_Direction:_
Would you transcribe the listing that follows, character for character, and omit its images?

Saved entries
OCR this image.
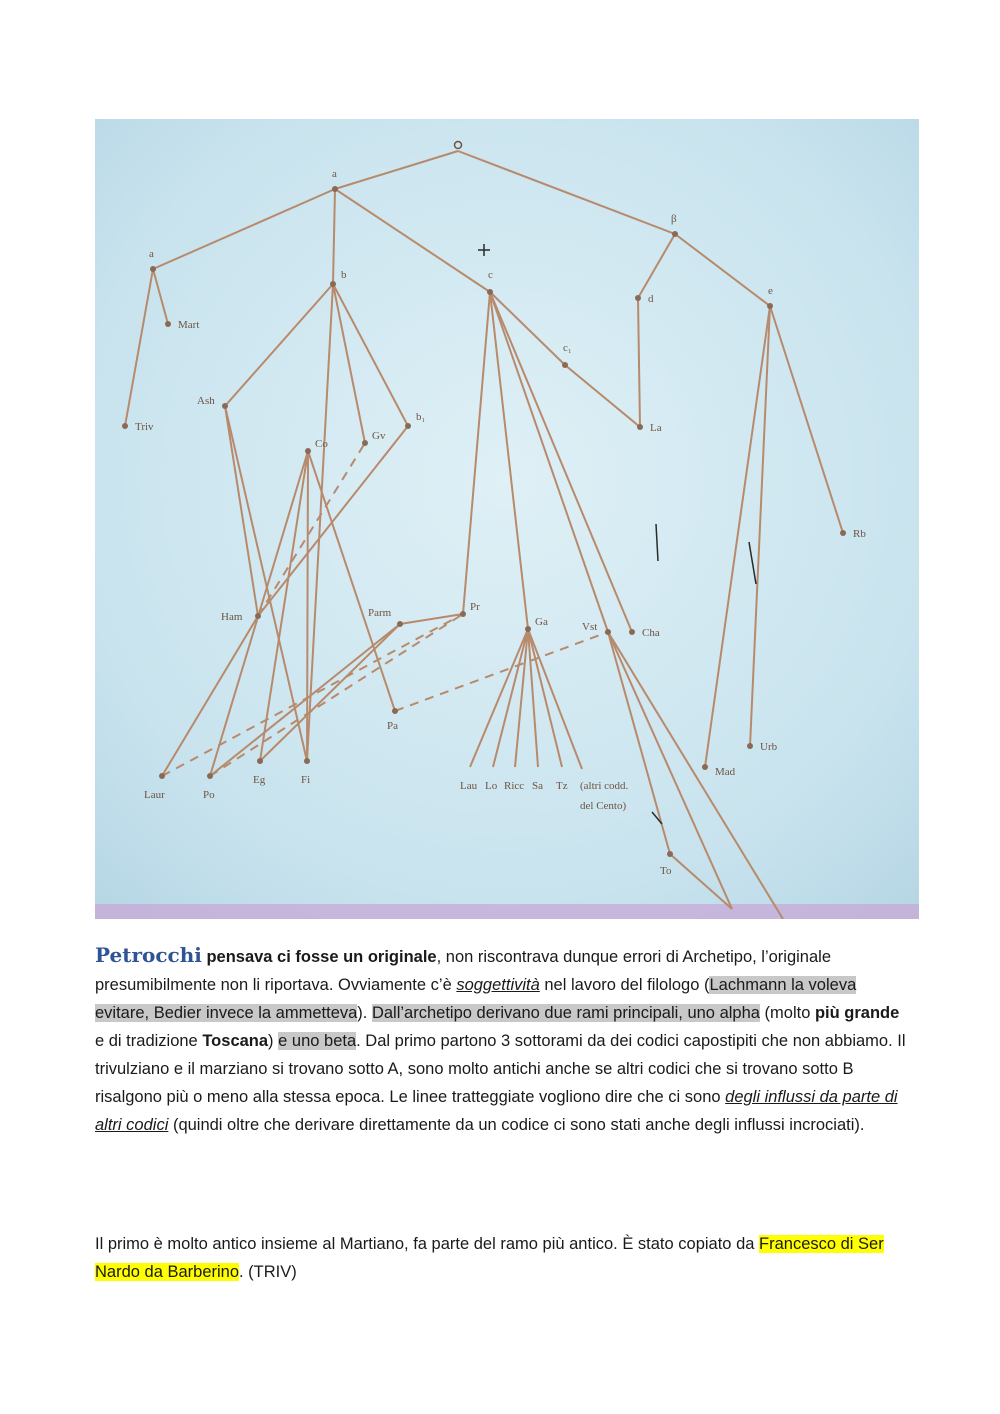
a
β
a
b	c
c₁
d
e
b₁
Mart
Triv
Ash
Co
Gv
La
Rb
Ham	Parm	Pr
Ga	Vst	Cha
Pa
Urb
Mad
Laur	Po
Eg	Fi	Lau Lo Ricc Sa Tz (altri codd.
del Cento)
To
Petrocchi pensava ci fosse un originale, non riscontrava dunque errori di Archetipo, l’originale presumibilmente non li riportava. Ovviamente c’è soggettività nel lavoro del filologo (Lachmann la voleva evitare, Bedier invece la ammetteva). Dall’archetipo derivano due rami principali, uno alpha (molto più grande e di tradizione Toscana) e uno beta. Dal primo partono 3 sottorami da dei codici capostipiti che non abbiamo. Il trivulziano e il marziano si trovano sotto A, sono molto antichi anche se altri codici che si trovano sotto B risalgono più o meno alla stessa epoca. Le linee tratteggiate vogliono dire che ci sono degli influssi da parte di altri codici (quindi oltre che derivare direttamente da un codice ci sono stati anche degli influssi incrociati).
Il primo è molto antico insieme al Martiano, fa parte del ramo più antico. È stato copiato da Francesco di Ser Nardo da Barberino. (TRIV)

_Result of this exercise:_
OCR this image.
a
β
a
b	c
c₁
d
e
b₁
Mart
Triv
Ash
Co
Gv
La
Rb
Ham	Parm	Pr
Ga	Vst	Cha
Pa
Urb
Mad
Laur	Po
Eg	Fi	Lau Lo Ricc Sa Tz (altri codd.
del Cento)
To
Petrocchi pensava ci fosse un originale, non riscontrava dunque errori di Archetipo, l’originale presumibilmente non li riportava. Ovviamente c’è soggettività nel lavoro del filologo (Lachmann la voleva evitare, Bedier invece la ammetteva). Dall’archetipo derivano due rami principali, uno alpha (molto più grande e di tradizione Toscana) e uno beta. Dal primo partono 3 sottorami da dei codici capostipiti che non abbiamo. Il trivulziano e il marziano si trovano sotto A, sono molto antichi anche se altri codici che si trovano sotto B risalgono più o meno alla stessa epoca. Le linee tratteggiate vogliono dire che ci sono degli influssi da parte di altri codici (quindi oltre che derivare direttamente da un codice ci sono stati anche degli influssi incrociati).
Il primo è molto antico insieme al Martiano, fa parte del ramo più antico. È stato copiato da Francesco di Ser Nardo da Barberino. (TRIV)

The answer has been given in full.